━━━━━ Records supplied
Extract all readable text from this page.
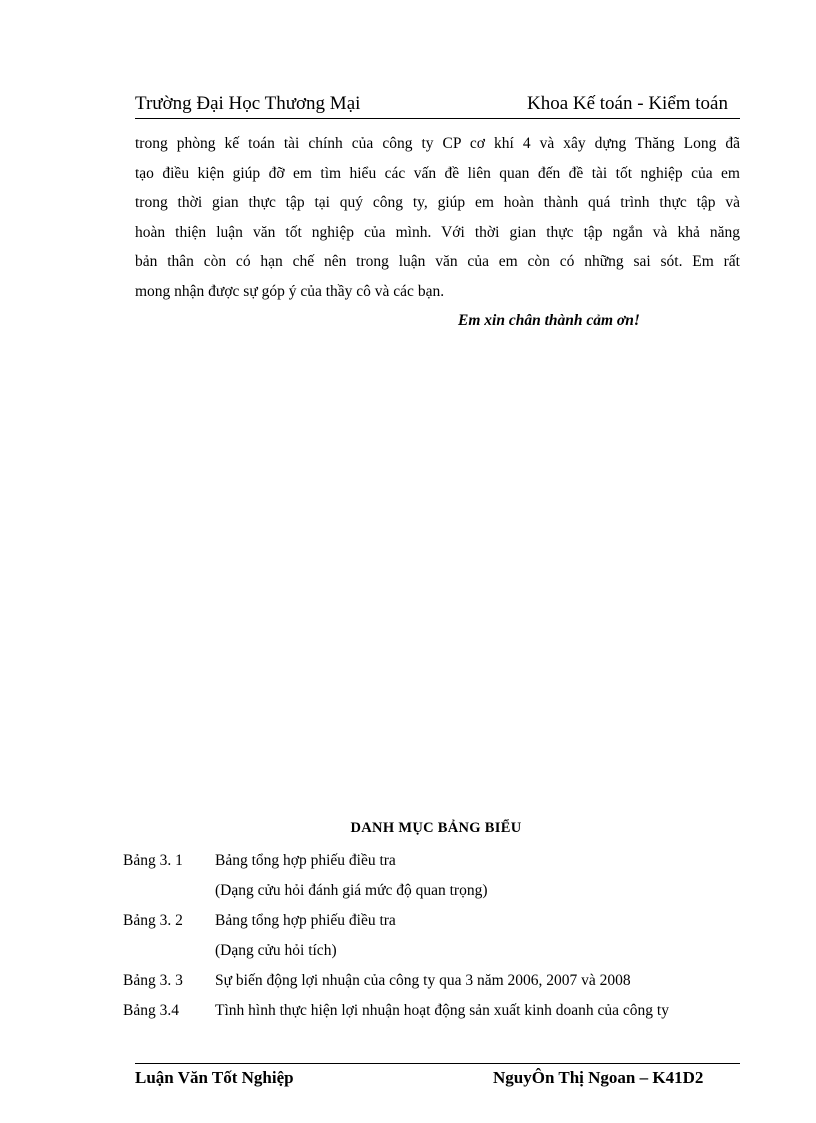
Trường Đại Học Thương Mại	Khoa Kế toán - Kiểm toán

trong phòng kế toán tài chính của công ty CP cơ khí 4 và xây dựng Thăng Long đã

tạo điều kiện giúp đỡ em tìm hiểu các vấn đề liên quan đến đề tài tốt nghiệp của em

trong thời gian thực tập tại quý công ty, giúp em hoàn thành quá trình thực tập và

hoàn thiện luận văn tốt nghiệp của mình. Với thời gian thực tập ngắn và khả năng

bản thân còn có hạn chế nên trong luận văn của em còn có những sai sót. Em rất

mong nhận được sự góp ý của thầy cô và các bạn.

Em xin chân thành cảm ơn!
DANH MỤC BẢNG BIỂU
Bảng 3. 1 Bảng tổng hợp phiếu điều tra
(Dạng cửu hỏi đánh giá mức độ quan trọng)
Bảng 3. 2 Bảng tổng hợp phiếu điều tra
(Dạng cửu hỏi tích)
Bảng 3. 3 Sự biến động lợi nhuận của công ty qua 3 năm 2006, 2007 và 2008
Bảng 3.4 Tình hình thực hiện lợi nhuận hoạt động sản xuất kinh doanh của công ty
Luận Văn Tốt Nghiệp	NguyÔn Thị Ngoan – K41D2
━━━━━━━━━━
§ **Problem**
The records above are to be reproduced exactly; the pictures are to be left out.

§ **Written answer**
Extract all readable text from this page.
Trường Đại Học Thương Mại	Khoa Kế toán - Kiểm toán

trong phòng kế toán tài chính của công ty CP cơ khí 4 và xây dựng Thăng Long đã

tạo điều kiện giúp đỡ em tìm hiểu các vấn đề liên quan đến đề tài tốt nghiệp của em

trong thời gian thực tập tại quý công ty, giúp em hoàn thành quá trình thực tập và

hoàn thiện luận văn tốt nghiệp của mình. Với thời gian thực tập ngắn và khả năng

bản thân còn có hạn chế nên trong luận văn của em còn có những sai sót. Em rất

mong nhận được sự góp ý của thầy cô và các bạn.

Em xin chân thành cảm ơn!
DANH MỤC BẢNG BIỂU
Bảng 3. 1 Bảng tổng hợp phiếu điều tra
(Dạng cửu hỏi đánh giá mức độ quan trọng)
Bảng 3. 2 Bảng tổng hợp phiếu điều tra
(Dạng cửu hỏi tích)
Bảng 3. 3 Sự biến động lợi nhuận của công ty qua 3 năm 2006, 2007 và 2008
Bảng 3.4 Tình hình thực hiện lợi nhuận hoạt động sản xuất kinh doanh của công ty
Luận Văn Tốt Nghiệp	NguyÔn Thị Ngoan – K41D2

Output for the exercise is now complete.